_PROBLEM TO SOLVE_
Pull out every line below that holds the word "content".
╭──
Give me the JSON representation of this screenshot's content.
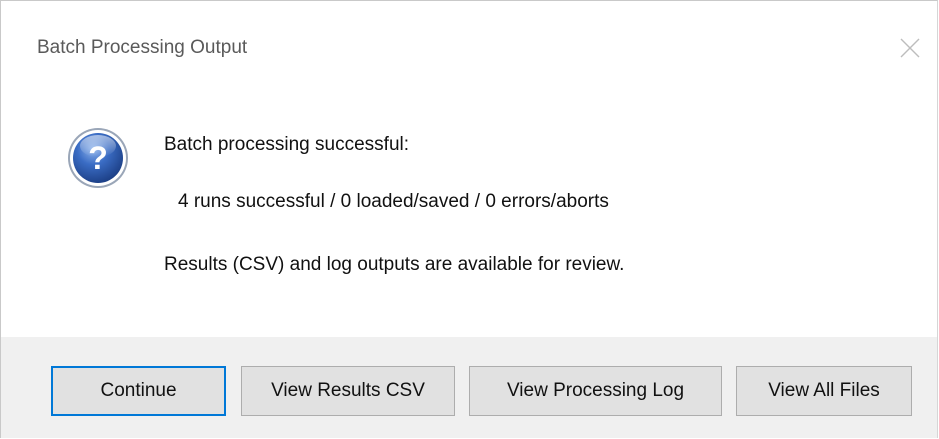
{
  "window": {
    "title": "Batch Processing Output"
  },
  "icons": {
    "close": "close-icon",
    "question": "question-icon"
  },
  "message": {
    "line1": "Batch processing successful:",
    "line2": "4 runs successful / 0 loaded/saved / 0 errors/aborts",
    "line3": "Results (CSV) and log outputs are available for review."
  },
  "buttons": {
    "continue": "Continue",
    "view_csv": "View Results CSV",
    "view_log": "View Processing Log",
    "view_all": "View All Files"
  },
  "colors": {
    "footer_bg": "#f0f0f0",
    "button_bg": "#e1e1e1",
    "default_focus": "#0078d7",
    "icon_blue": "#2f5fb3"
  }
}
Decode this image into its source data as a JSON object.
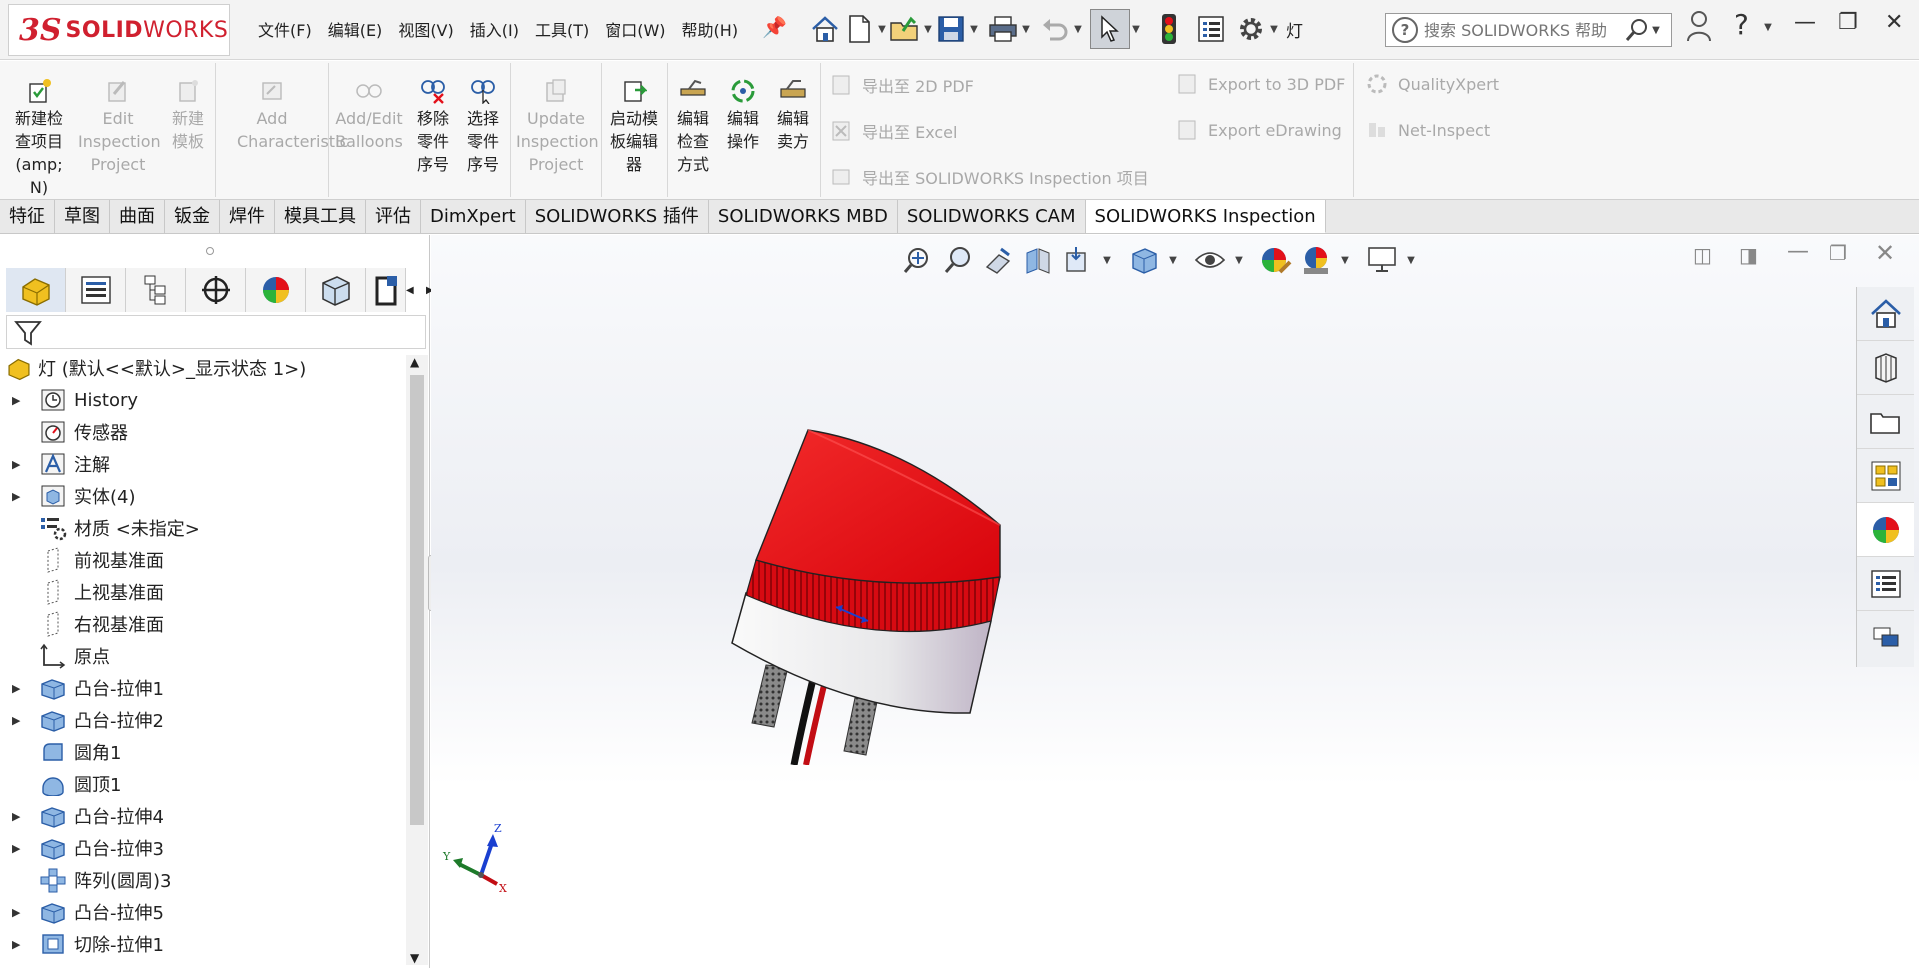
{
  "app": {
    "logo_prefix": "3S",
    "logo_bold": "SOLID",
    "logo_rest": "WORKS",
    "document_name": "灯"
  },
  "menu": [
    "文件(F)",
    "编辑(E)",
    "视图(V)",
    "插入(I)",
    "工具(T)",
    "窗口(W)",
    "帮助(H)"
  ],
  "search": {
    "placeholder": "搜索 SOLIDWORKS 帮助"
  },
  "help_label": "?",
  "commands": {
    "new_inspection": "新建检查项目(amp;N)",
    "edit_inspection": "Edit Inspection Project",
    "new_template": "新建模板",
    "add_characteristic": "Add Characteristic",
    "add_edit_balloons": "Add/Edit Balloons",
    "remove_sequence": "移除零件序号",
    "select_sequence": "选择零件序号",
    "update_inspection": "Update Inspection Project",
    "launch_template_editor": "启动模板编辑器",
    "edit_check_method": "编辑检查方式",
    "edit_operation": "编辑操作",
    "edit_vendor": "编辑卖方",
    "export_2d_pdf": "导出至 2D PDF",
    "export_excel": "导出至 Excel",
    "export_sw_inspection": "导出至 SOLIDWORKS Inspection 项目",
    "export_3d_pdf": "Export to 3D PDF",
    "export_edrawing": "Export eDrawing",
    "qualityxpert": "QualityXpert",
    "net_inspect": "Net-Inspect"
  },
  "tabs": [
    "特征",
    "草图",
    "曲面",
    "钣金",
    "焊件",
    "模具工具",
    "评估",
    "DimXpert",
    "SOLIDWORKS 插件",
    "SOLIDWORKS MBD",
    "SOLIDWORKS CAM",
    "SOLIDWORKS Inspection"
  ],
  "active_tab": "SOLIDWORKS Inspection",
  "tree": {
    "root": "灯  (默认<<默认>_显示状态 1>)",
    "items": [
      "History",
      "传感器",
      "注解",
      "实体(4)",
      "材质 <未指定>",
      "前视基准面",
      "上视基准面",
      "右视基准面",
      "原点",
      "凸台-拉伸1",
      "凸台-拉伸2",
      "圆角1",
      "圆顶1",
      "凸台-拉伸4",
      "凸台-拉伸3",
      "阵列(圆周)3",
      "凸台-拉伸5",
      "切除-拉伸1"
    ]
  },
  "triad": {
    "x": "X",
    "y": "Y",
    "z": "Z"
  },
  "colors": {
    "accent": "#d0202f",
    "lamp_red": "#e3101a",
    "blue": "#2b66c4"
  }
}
╰──
╭──
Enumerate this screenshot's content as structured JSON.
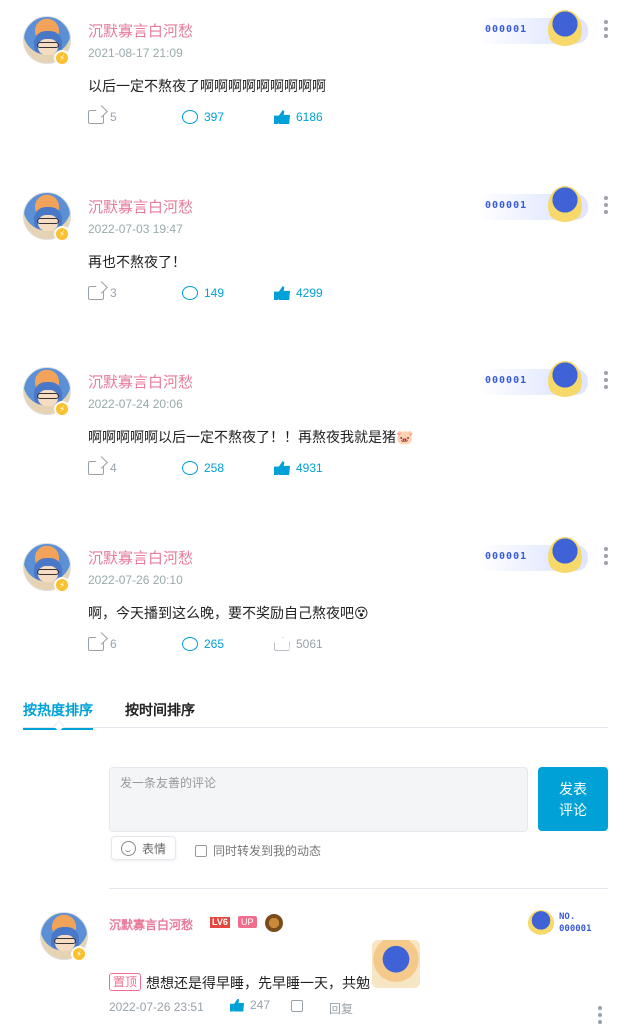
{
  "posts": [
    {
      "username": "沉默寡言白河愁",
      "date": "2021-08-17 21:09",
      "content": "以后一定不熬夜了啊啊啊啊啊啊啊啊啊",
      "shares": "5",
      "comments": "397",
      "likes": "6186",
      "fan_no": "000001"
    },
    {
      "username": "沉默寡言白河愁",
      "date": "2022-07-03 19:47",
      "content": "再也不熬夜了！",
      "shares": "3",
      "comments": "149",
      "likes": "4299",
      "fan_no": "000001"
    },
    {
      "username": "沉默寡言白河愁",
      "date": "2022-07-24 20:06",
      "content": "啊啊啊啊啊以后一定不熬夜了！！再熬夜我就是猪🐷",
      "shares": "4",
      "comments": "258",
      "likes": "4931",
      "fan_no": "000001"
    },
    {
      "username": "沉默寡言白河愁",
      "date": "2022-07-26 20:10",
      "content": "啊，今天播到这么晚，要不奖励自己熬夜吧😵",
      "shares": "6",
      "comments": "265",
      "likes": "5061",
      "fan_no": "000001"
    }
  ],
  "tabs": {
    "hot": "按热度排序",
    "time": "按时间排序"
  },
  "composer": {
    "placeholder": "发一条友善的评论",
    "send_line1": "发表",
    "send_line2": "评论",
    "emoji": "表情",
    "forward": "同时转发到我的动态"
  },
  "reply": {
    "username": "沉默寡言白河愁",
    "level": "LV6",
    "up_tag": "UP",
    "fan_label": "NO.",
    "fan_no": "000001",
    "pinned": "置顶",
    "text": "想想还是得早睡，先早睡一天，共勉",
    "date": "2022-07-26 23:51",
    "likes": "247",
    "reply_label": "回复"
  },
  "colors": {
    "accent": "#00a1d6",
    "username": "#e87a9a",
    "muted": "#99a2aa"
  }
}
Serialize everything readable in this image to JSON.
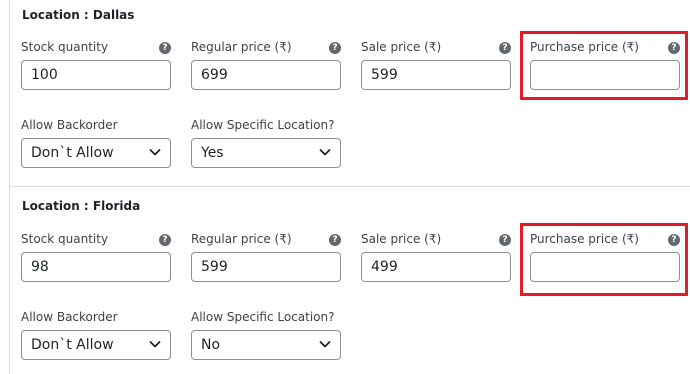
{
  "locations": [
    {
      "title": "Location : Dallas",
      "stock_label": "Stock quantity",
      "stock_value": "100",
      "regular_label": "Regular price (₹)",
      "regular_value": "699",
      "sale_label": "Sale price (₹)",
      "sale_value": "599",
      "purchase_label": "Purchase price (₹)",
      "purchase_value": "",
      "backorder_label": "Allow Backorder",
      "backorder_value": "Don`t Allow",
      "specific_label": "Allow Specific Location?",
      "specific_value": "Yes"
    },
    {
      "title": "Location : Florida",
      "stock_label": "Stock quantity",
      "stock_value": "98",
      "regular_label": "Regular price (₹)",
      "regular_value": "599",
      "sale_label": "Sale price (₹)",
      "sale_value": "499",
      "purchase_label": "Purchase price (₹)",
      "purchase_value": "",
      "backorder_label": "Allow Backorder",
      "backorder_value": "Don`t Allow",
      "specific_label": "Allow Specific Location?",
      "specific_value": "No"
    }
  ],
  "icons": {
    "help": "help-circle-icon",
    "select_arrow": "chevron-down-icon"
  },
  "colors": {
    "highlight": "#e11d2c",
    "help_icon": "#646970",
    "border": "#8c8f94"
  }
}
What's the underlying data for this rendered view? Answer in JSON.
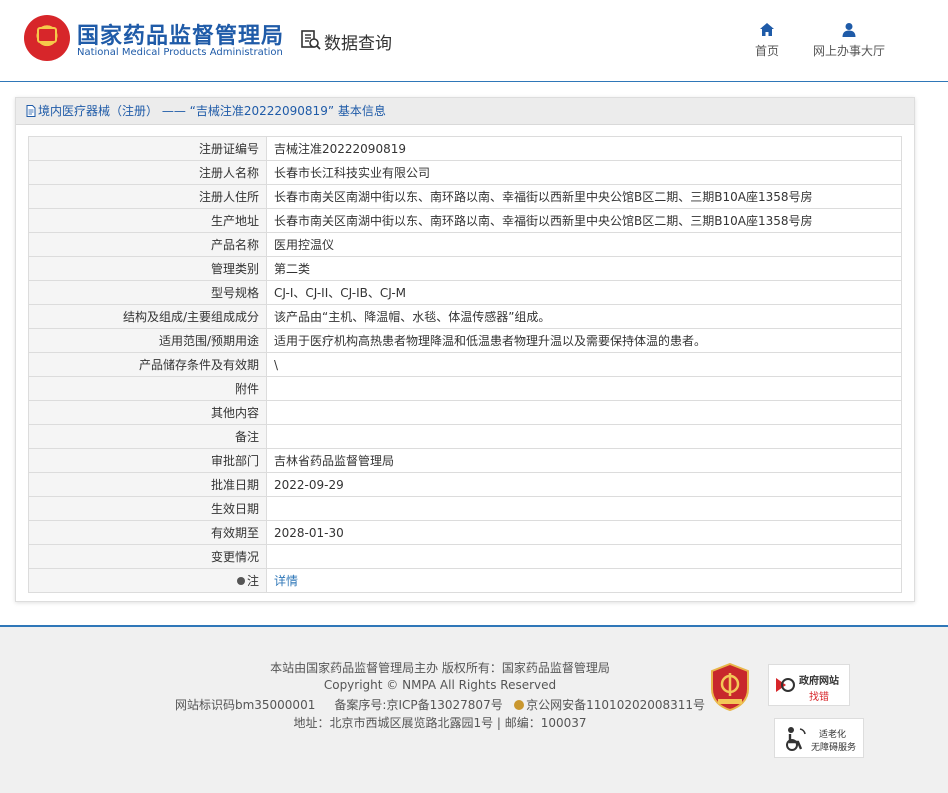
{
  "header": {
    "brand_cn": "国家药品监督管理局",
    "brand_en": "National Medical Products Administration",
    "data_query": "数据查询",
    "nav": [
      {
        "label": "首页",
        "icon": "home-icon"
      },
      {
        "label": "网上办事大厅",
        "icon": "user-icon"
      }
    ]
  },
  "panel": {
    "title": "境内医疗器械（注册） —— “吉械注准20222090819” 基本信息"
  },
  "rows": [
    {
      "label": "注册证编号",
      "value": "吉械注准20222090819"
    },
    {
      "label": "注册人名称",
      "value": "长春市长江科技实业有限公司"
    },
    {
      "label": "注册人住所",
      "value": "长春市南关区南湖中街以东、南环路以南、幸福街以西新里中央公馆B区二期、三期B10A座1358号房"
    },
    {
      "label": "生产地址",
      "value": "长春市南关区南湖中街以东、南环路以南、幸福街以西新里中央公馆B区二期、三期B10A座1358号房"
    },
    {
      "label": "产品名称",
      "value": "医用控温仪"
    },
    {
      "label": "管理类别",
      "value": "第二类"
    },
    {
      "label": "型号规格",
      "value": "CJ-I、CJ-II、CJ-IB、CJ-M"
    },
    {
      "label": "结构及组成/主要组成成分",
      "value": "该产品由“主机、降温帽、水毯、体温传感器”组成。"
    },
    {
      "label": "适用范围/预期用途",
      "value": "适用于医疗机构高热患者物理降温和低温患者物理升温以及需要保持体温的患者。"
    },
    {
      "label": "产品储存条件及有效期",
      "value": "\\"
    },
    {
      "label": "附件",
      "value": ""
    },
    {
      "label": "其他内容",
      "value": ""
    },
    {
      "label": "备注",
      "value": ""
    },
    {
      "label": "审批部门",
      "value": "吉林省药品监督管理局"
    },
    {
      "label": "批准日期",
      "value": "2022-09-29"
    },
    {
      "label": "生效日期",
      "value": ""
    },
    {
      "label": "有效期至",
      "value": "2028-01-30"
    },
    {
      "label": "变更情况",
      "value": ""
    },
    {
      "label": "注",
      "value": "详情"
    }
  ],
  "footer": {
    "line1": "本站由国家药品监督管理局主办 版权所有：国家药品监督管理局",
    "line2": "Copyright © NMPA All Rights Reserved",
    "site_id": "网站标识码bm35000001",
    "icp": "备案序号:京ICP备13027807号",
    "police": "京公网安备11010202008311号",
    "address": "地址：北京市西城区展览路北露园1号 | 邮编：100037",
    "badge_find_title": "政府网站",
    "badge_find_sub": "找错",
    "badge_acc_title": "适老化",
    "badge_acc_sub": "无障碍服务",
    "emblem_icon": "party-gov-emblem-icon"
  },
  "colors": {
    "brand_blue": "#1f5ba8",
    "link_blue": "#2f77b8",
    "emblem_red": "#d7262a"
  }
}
╰──
╭──
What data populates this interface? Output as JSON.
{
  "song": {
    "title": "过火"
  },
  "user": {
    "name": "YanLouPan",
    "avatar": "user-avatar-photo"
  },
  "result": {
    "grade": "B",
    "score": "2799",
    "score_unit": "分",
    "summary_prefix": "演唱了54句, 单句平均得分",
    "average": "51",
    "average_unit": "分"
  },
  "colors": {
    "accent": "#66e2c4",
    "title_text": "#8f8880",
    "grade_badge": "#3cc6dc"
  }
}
╰──
_EXERCISE RESPONSE_
Give me the JSON representation of this screenshot's content.
Enumerate this screenshot's content as structured JSON.
      "content": "以后一定不熬夜了啊啊啊啊啊啊啊啊啊",
      "content": "再也不熬夜了！",
      "content": "啊啊啊啊啊以后一定不熬夜了！！再熬夜我就是猪🐷",
      "content": "啊，今天播到这么晚，要不奖励自己熬夜吧😵",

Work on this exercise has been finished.